>> Begin EXTRACTED MATERIAL

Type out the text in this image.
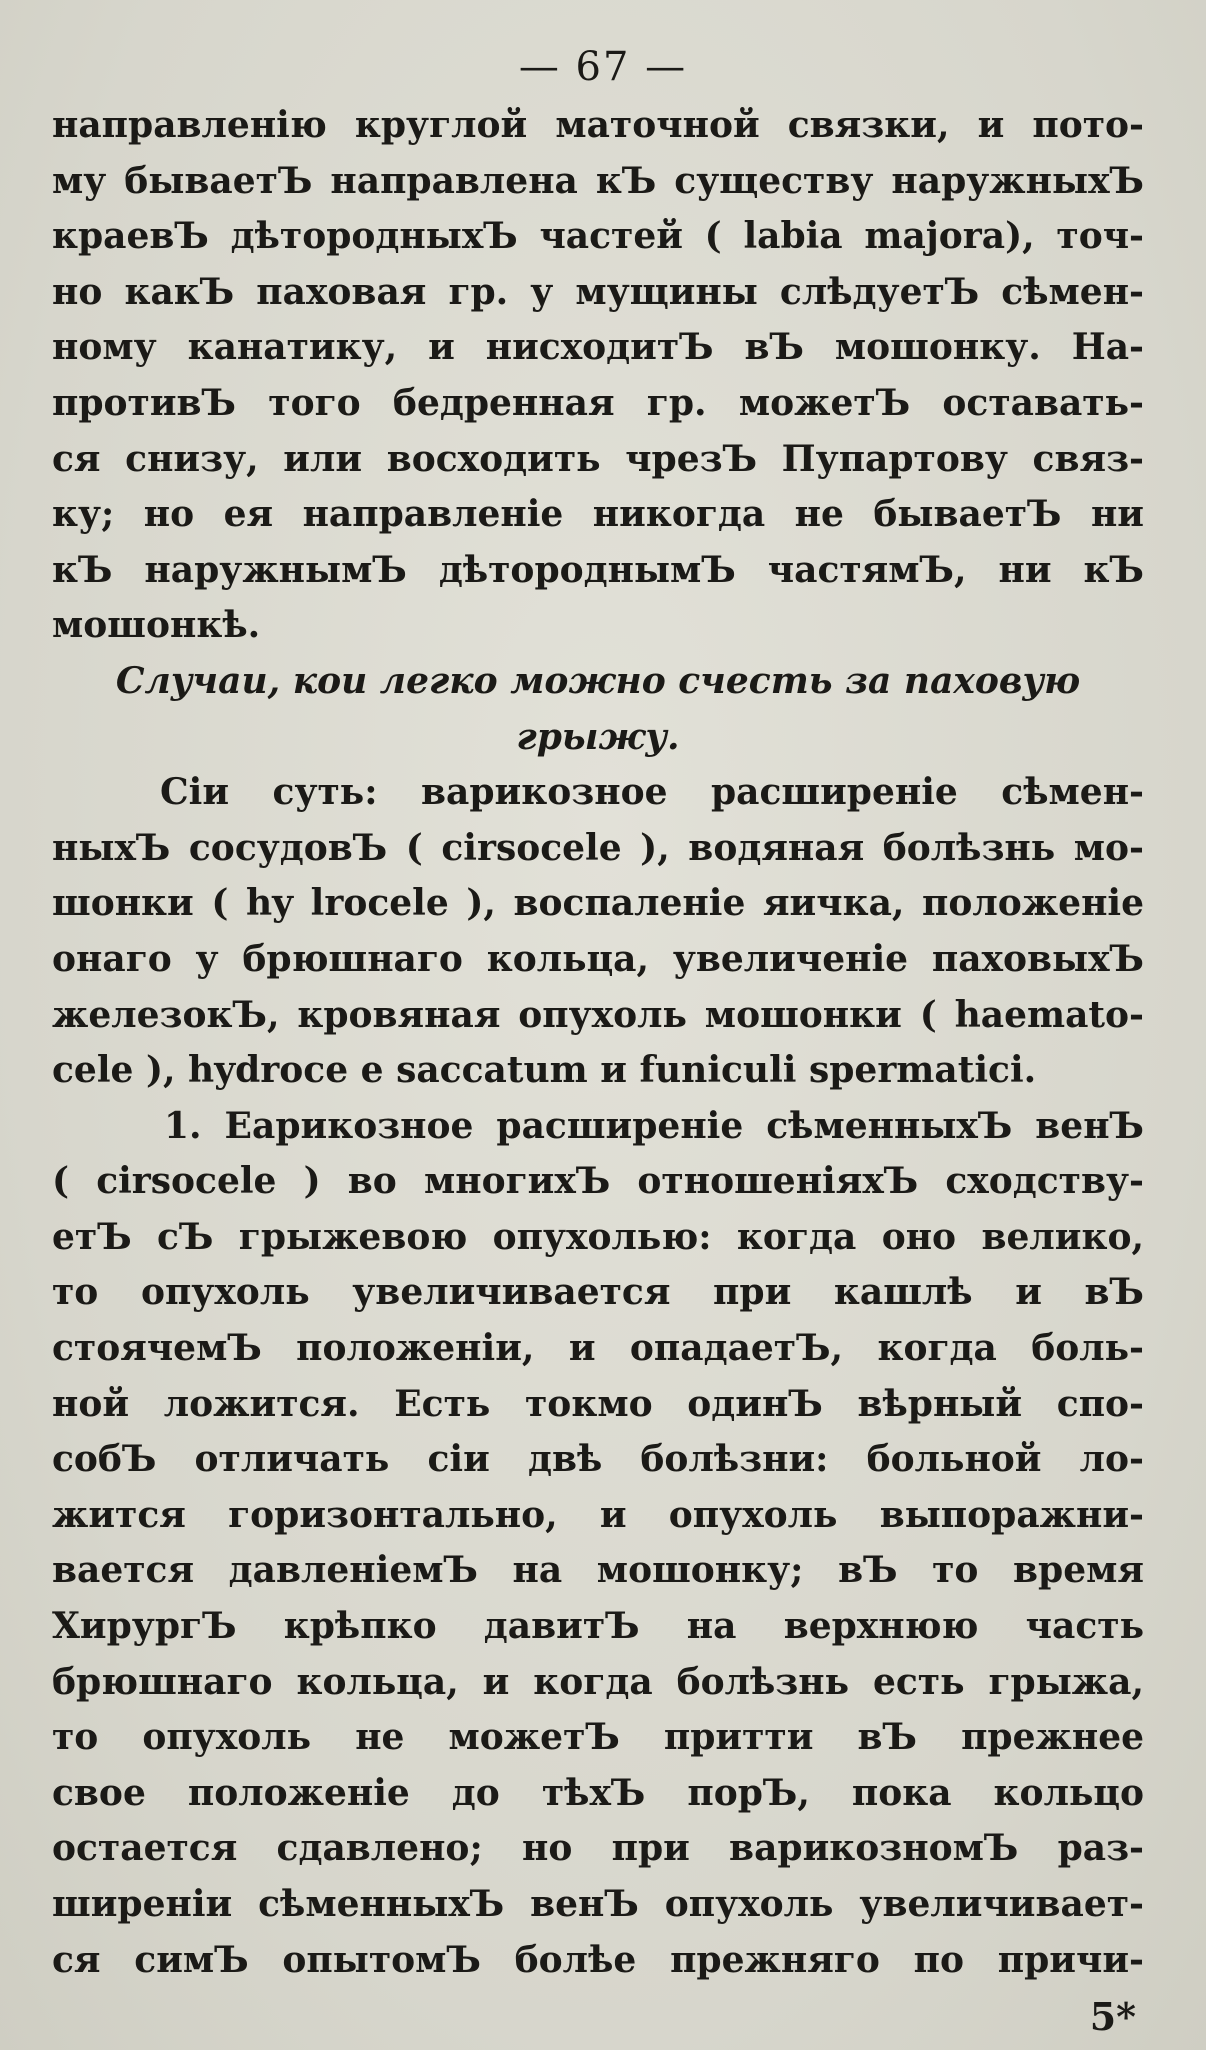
— 67 —
направленію круглой маточной связки, и пото-
му бываетЪ направлена кЪ существу наружныхЪ
краевЪ дѣтородныхЪ частей ( labia majora), точ-
но какЪ паховая гр. у мущины слѣдуетЪ сѣмен-
ному канатику, и нисходитЪ вЪ мошонку. На-
противЪ того бедренная гр. можетЪ оставать-
ся снизу, или восходить чрезЪ Пупартову связ-
ку; но ея направленіе никогда не бываетЪ ни
кЪ наружнымЪ дѣтороднымЪ частямЪ, ни кЪ
мошонкѣ.
Случаи, кои легко можно счесть за паховую
грыжу.
Сіи суть: варикозное расширеніе сѣмен-
ныхЪ сосудовЪ ( cirsocele ), водяная болѣзнь мо-
шонки ( hy lrocele ), воспаленіе яичка, положеніе
онаго у брюшнаго кольца, увеличеніе паховыхЪ
железокЪ, кровяная опухоль мошонки ( haemato-
cele ), hydroce e saccatum и funiculi spermatici.
1. Eарикозное расширеніе сѣменныхЪ венЪ
( cirsocele ) во многихЪ отношеніяхЪ сходству-
етЪ сЪ грыжевою опухолью: когда оно велико,
то опухоль увеличивается при кашлѣ и вЪ
стоячемЪ положеніи, и опадаетЪ, когда боль-
ной ложится. Есть токмо одинЪ вѣрный спо-
собЪ отличать сіи двѣ болѣзни: больной ло-
жится горизонтально, и опухоль выпоражни-
вается давленіемЪ на мошонку; вЪ то время
ХирургЪ крѣпко давитЪ на верхнюю часть
брюшнаго кольца, и когда болѣзнь есть грыжа,
то опухоль не можетЪ притти вЪ прежнее
свое положеніе до тѣхЪ порЪ, пока кольцо
остается сдавлено; но при варикозномЪ раз-
ширеніи сѣменныхЪ венЪ опухоль увеличивает-
ся симЪ опытомЪ болѣе прежняго по причи-
5*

>> End EXTRACTED MATERIAL

▸ **BRIEF**: Every line that holds the word "cirsocele" should be extracted.

▸ **WRITTEN RESPONSE**:
ныхЪ сосудовЪ ( cirsocele ), водяная болѣзнь мо-
( cirsocele ) во многихЪ отношеніяхЪ сходству-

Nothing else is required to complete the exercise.